__Task prompt__: Repeat all entries exactly.

__Data for this exercise__:

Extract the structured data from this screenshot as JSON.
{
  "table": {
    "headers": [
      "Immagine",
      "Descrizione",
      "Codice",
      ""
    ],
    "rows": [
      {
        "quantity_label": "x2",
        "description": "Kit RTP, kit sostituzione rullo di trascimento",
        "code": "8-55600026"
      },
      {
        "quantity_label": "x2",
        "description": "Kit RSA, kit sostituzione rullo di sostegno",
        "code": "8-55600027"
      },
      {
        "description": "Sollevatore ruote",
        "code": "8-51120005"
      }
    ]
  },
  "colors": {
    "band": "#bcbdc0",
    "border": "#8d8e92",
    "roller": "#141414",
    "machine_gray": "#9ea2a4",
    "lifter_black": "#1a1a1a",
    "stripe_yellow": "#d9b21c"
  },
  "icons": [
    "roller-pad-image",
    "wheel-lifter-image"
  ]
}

__Task solution__:
Extract the structured data from this screenshot as JSON.
{
  "table": {
    "headers": [
      "Immagine",
      "Descrizione",
      "Codice",
      ""
    ],
    "rows": [
      {
        "quantity_label": "x2",
        "description": "Kit RTP, kit sostituzione rullo di trascimento",
        "code": "8-55600026"
      },
      {
        "quantity_label": "x2",
        "description": "Kit RSA, kit sostituzione rullo di sostegno",
        "code": "8-55600027"
      },
      {
        "description": "Sollevatore ruote",
        "code": "8-51120005"
      }
    ]
  },
  "colors": {
    "band": "#bcbdc0",
    "border": "#8d8e92",
    "roller": "#141414",
    "machine_gray": "#9ea2a4",
    "lifter_black": "#1a1a1a",
    "stripe_yellow": "#d9b21c"
  },
  "icons": [
    "roller-pad-image",
    "wheel-lifter-image"
  ]
}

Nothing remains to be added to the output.